[Stored dataset items]
***

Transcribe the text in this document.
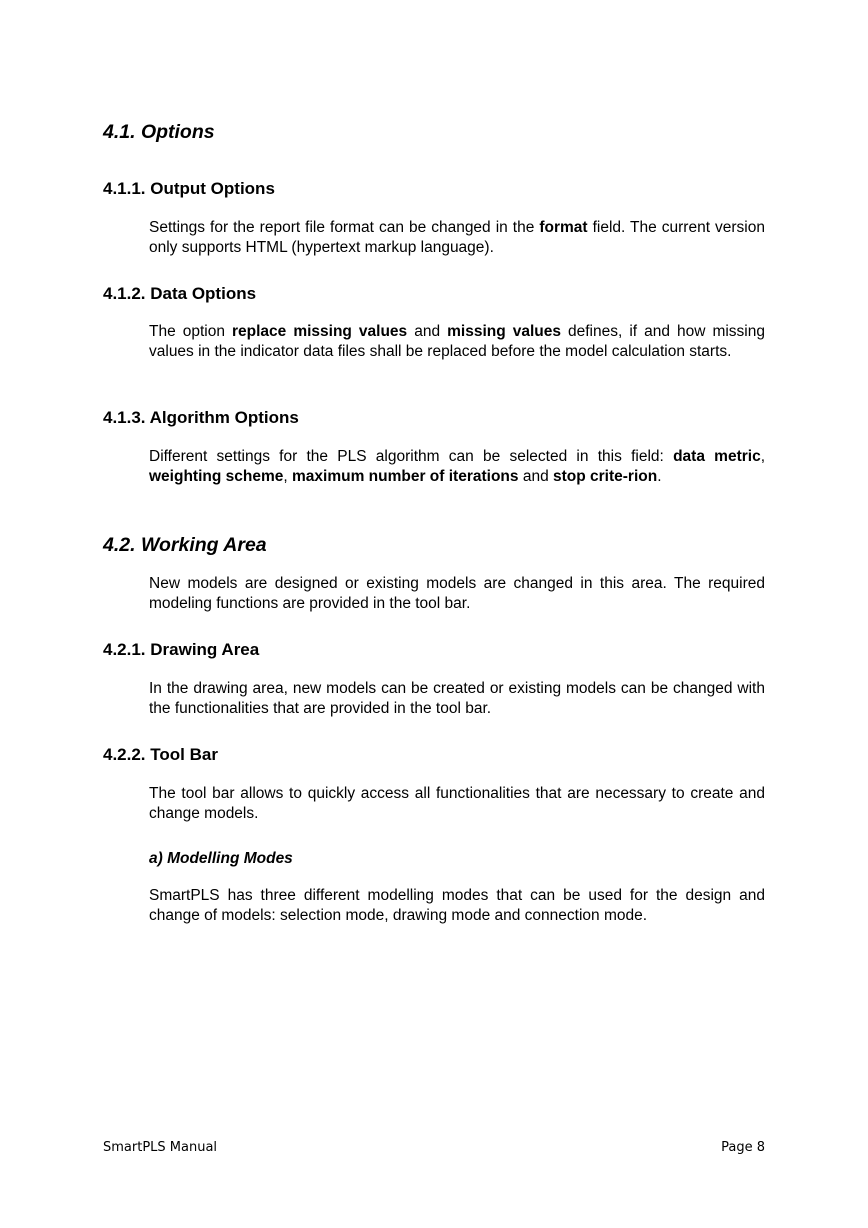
4.1. Options
4.1.1. Output Options

Settings for the report file format can be changed in the format field. The current version only supports HTML (hypertext markup language).

4.1.2. Data Options

The option replace missing values and missing values defines, if and how missing values in the indicator data files shall be replaced before the model calculation starts.

4.1.3. Algorithm Options

Different settings for the PLS algorithm can be selected in this field: data metric, weighting scheme, maximum number of iterations and stop crite-rion.

4.2. Working Area

New models are designed or existing models are changed in this area. The required modeling functions are provided in the tool bar.

4.2.1. Drawing Area

In the drawing area, new models can be created or existing models can be changed with the functionalities that are provided in the tool bar.

4.2.2. Tool Bar

The tool bar allows to quickly access all functionalities that are necessary to create and change models.

a) Modelling Modes

SmartPLS has three different modelling modes that can be used for the design and change of models: selection mode, drawing mode and connection mode.

SmartPLS Manual	Page 8
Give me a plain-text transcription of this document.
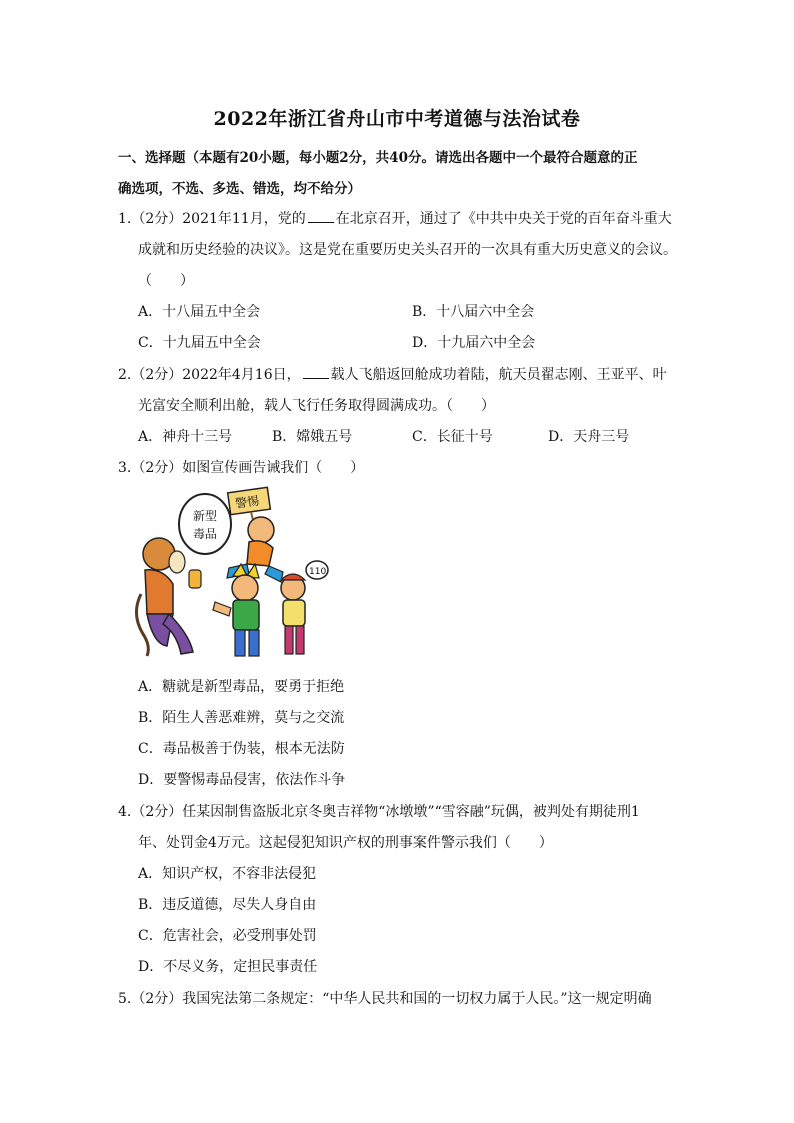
2022年浙江省舟山市中考道德与法治试卷
一、选择题（本题有20小题，每小题2分，共40分。请选出各题中一个最符合题意的正
确选项，不选、多选、错选，均不给分）
1.（2分）2021年11月，党的 在北京召开，通过了《中共中央关于党的百年奋斗重大
成就和历史经验的决议》。这是党在重要历史关头召开的一次具有重大历史意义的会议。
（　　）
A．十八届五中全会	B．十八届六中全会
C．十九届五中全会	D．十九届六中全会
2.（2分）2022年4月16日， 载人飞船返回舱成功着陆，航天员翟志刚、王亚平、叶
光富安全顺利出舱，载人飞行任务取得圆满成功。（　　）
A．神舟十三号	B．嫦娥五号	C．长征十号	D．天舟三号
3.（2分）如图宣传画告诫我们（　　）
新型
毒品
警惕
110
A．糖就是新型毒品，要勇于拒绝
B．陌生人善恶难辨，莫与之交流
C．毒品极善于伪装，根本无法防
D．要警惕毒品侵害，依法作斗争
4.（2分）任某因制售盗版北京冬奥吉祥物“冰墩墩”“雪容融”玩偶，被判处有期徒刑1
年、处罚金4万元。这起侵犯知识产权的刑事案件警示我们（　　）
A．知识产权，不容非法侵犯
B．违反道德，尽失人身自由
C．危害社会，必受刑事处罚
D．不尽义务，定担民事责任
5.（2分）我国宪法第二条规定：“中华人民共和国的一切权力属于人民。”这一规定明确
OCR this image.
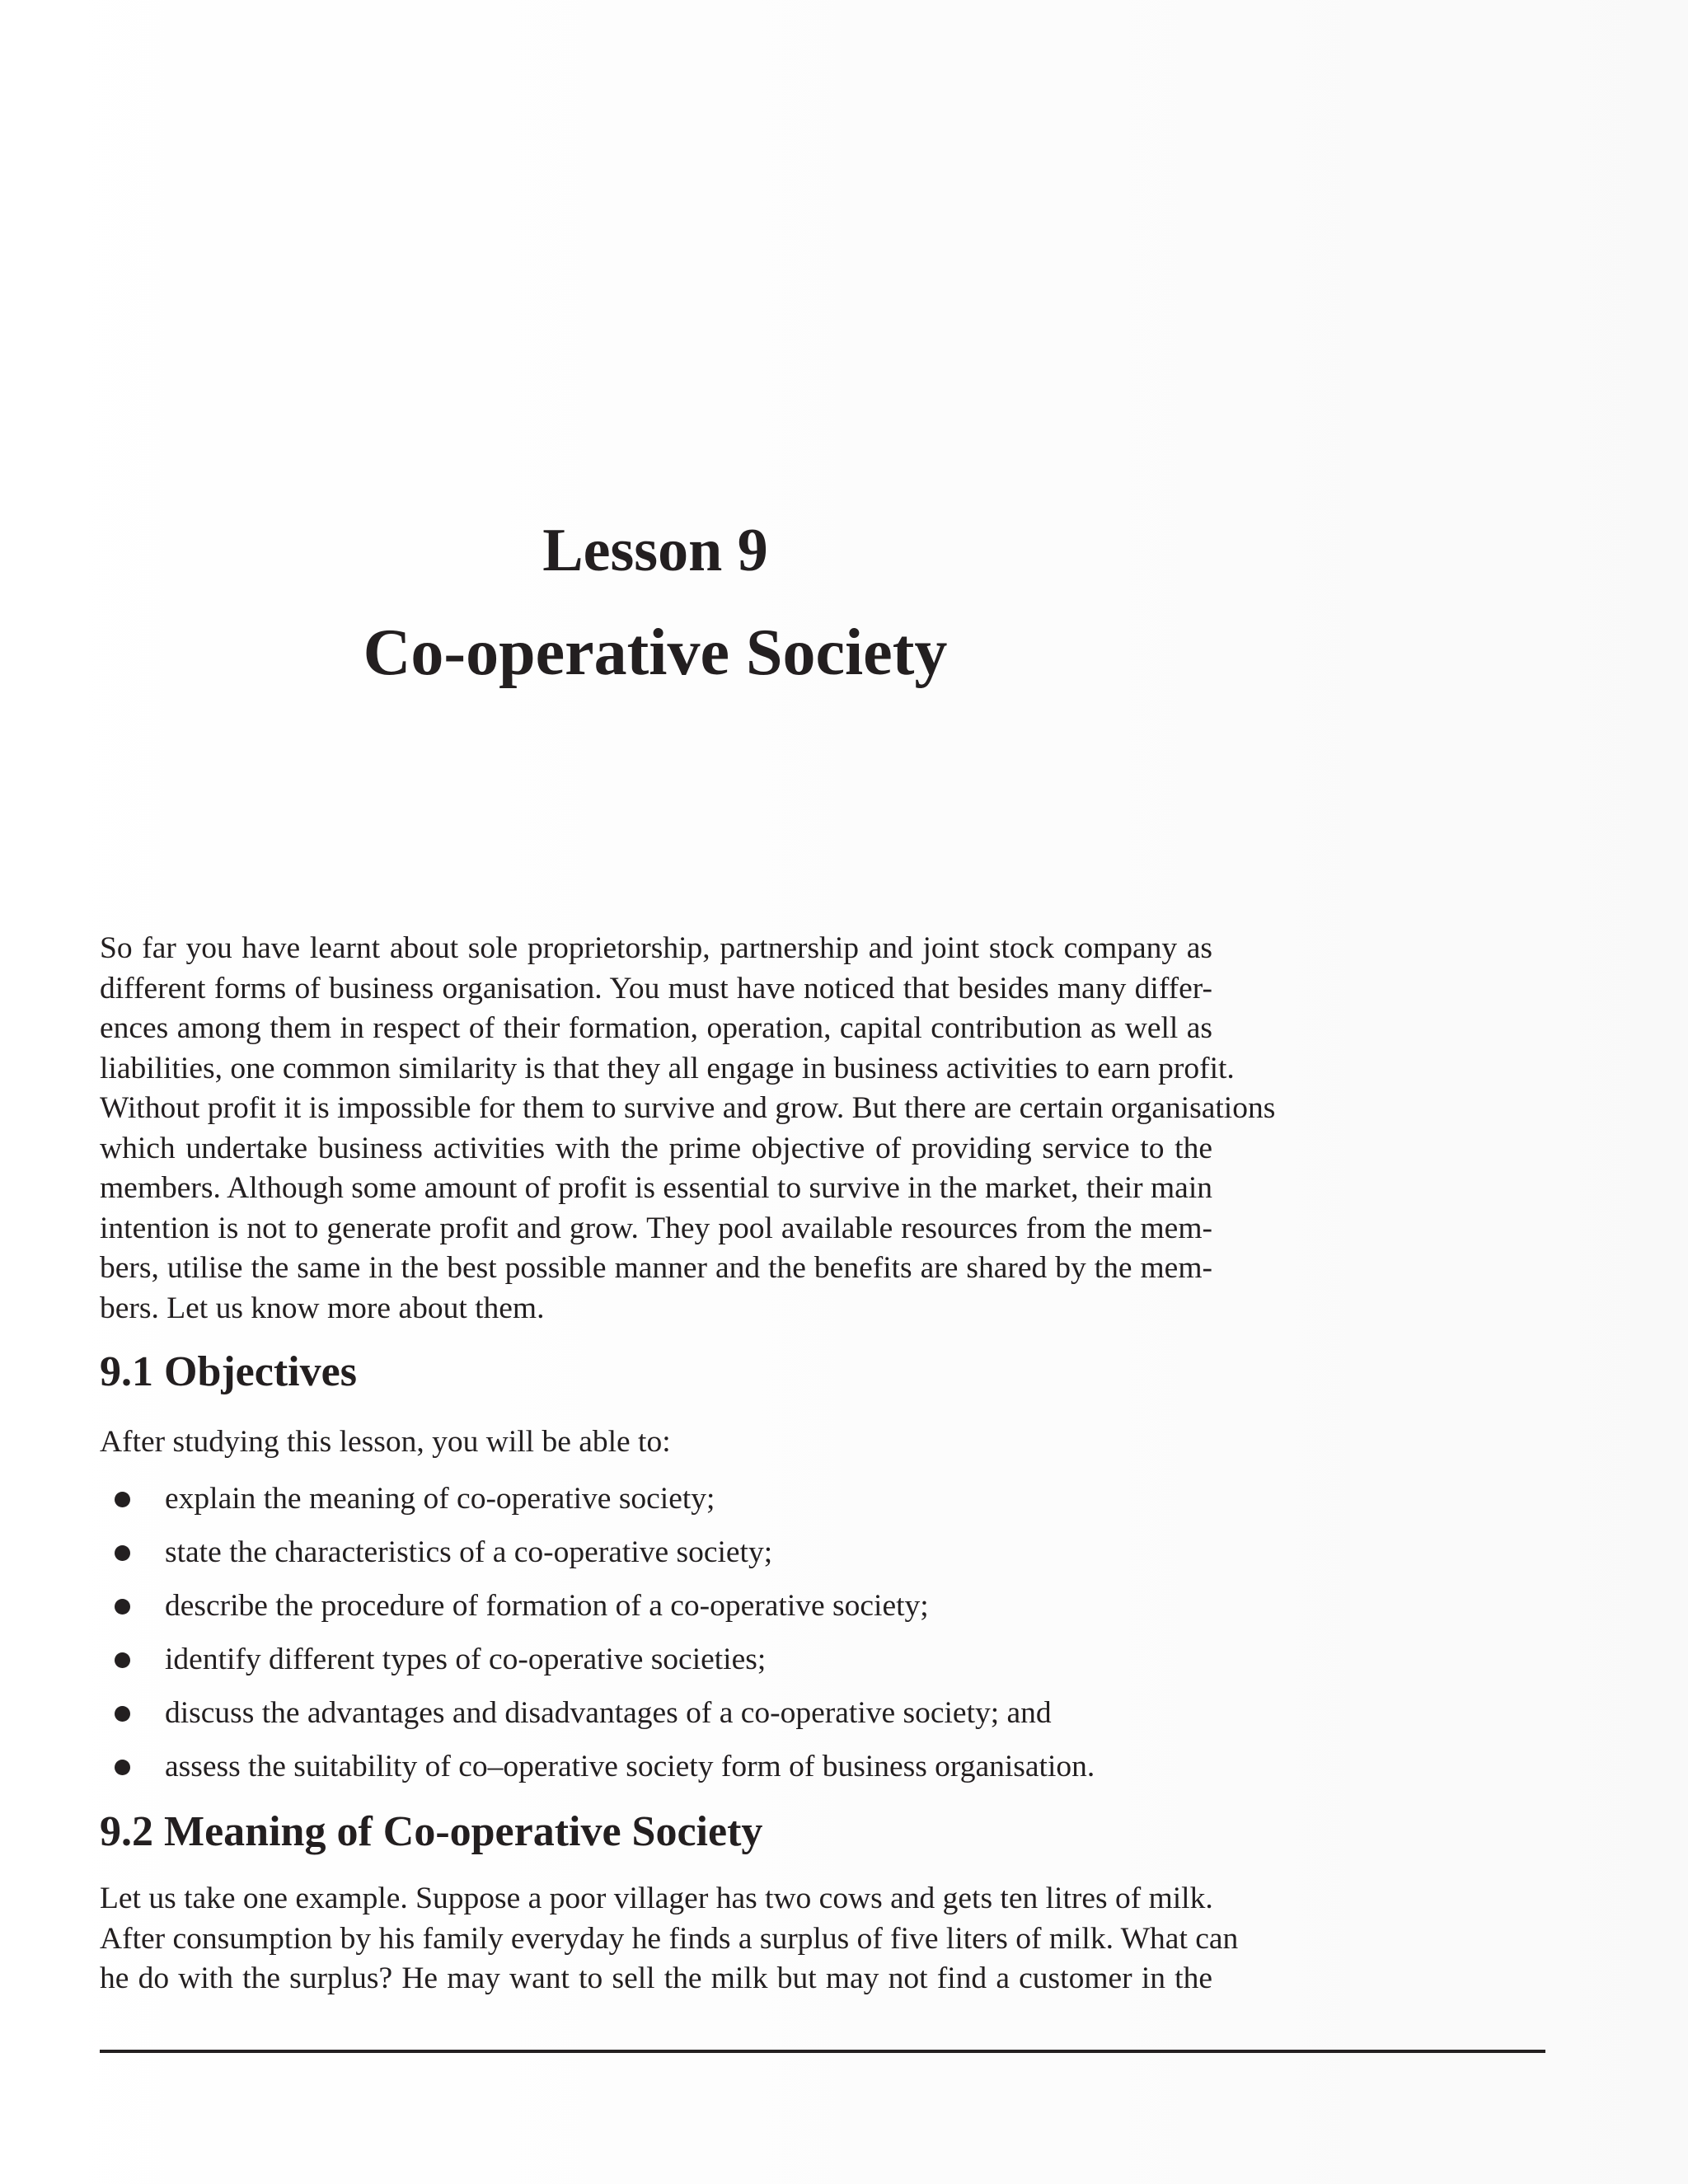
Lesson 9
Co-operative Society

So far you have learnt about sole proprietorship, partnership and joint stock company as
different forms of business organisation. You must have noticed that besides many differ-
ences among them in respect of their formation, operation, capital contribution as well as
liabilities, one common similarity is that they all engage in business activities to earn profit.
Without profit it is impossible for them to survive and grow. But there are certain organisations
which undertake business activities with the prime objective of providing service to the
members. Although some amount of profit is essential to survive in the market, their main
intention is not to generate profit and grow. They pool available resources from the mem-
bers, utilise the same in the best possible manner and the benefits are shared by the mem-
bers. Let us know more about them.

9.1 Objectives

After studying this lesson, you will be able to:

explain the meaning of co-operative society;
state the characteristics of a co-operative society;
describe the procedure of formation of a co-operative society;
identify different types of co-operative societies;
discuss the advantages and disadvantages of a co-operative society; and
assess the suitability of co–operative society form of business organisation.
9.2 Meaning of Co-operative Society

Let us take one example. Suppose a poor villager has two cows and gets ten litres of milk.
After consumption by his family everyday he finds a surplus of five liters of milk. What can
he do with the surplus? He may want to sell the milk but may not find a customer in the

***

• [What is asked]: Give every line back word for word and leave the pictures out.

• [Output for this exercise]:
Transcribe the text in this document.
4.1. Options
4.1.1. Output Options

Settings for the report file format can be changed in the format field. The current version only supports HTML (hypertext markup language).

4.1.2. Data Options

The option replace missing values and missing values defines, if and how missing values in the indicator data files shall be replaced before the model calculation starts.

4.1.3. Algorithm Options

Different settings for the PLS algorithm can be selected in this field: data metric, weighting scheme, maximum number of iterations and stop crite-rion.

4.2. Working Area

New models are designed or existing models are changed in this area. The required modeling functions are provided in the tool bar.

4.2.1. Drawing Area

In the drawing area, new models can be created or existing models can be changed with the functionalities that are provided in the tool bar.

4.2.2. Tool Bar

The tool bar allows to quickly access all functionalities that are necessary to create and change models.

a) Modelling Modes

SmartPLS has three different modelling modes that can be used for the design and change of models: selection mode, drawing mode and connection mode.

SmartPLS Manual	Page 8
Give me a plain-text transcription of this document.
2022年浙江省舟山市中考道德与法治试卷
一、选择题（本题有20小题，每小题2分，共40分。请选出各题中一个最符合题意的正
确选项，不选、多选、错选，均不给分）
1.（2分）2021年11月，党的 在北京召开，通过了《中共中央关于党的百年奋斗重大
成就和历史经验的决议》。这是党在重要历史关头召开的一次具有重大历史意义的会议。
（　　）
A．十八届五中全会	B．十八届六中全会
C．十九届五中全会	D．十九届六中全会
2.（2分）2022年4月16日， 载人飞船返回舱成功着陆，航天员翟志刚、王亚平、叶
光富安全顺利出舱，载人飞行任务取得圆满成功。（　　）
A．神舟十三号	B．嫦娥五号	C．长征十号	D．天舟三号
3.（2分）如图宣传画告诫我们（　　）
新型
毒品
警惕
110
A．糖就是新型毒品，要勇于拒绝
B．陌生人善恶难辨，莫与之交流
C．毒品极善于伪装，根本无法防
D．要警惕毒品侵害，依法作斗争
4.（2分）任某因制售盗版北京冬奥吉祥物“冰墩墩”“雪容融”玩偶，被判处有期徒刑1
年、处罚金4万元。这起侵犯知识产权的刑事案件警示我们（　　）
A．知识产权，不容非法侵犯
B．违反道德，尽失人身自由
C．危害社会，必受刑事处罚
D．不尽义务，定担民事责任
5.（2分）我国宪法第二条规定：“中华人民共和国的一切权力属于人民。”这一规定明确
OCR this image.
Lesson 9
Co-operative Society

So far you have learnt about sole proprietorship, partnership and joint stock company as
different forms of business organisation. You must have noticed that besides many differ-
ences among them in respect of their formation, operation, capital contribution as well as
liabilities, one common similarity is that they all engage in business activities to earn profit.
Without profit it is impossible for them to survive and grow. But there are certain organisations
which undertake business activities with the prime objective of providing service to the
members. Although some amount of profit is essential to survive in the market, their main
intention is not to generate profit and grow. They pool available resources from the mem-
bers, utilise the same in the best possible manner and the benefits are shared by the mem-
bers. Let us know more about them.

9.1 Objectives

After studying this lesson, you will be able to:

explain the meaning of co-operative society;
state the characteristics of a co-operative society;
describe the procedure of formation of a co-operative society;
identify different types of co-operative societies;
discuss the advantages and disadvantages of a co-operative society; and
assess the suitability of co–operative society form of business organisation.
9.2 Meaning of Co-operative Society

Let us take one example. Suppose a poor villager has two cows and gets ten litres of milk.
After consumption by his family everyday he finds a surplus of five liters of milk. What can
he do with the surplus? He may want to sell the milk but may not find a customer in the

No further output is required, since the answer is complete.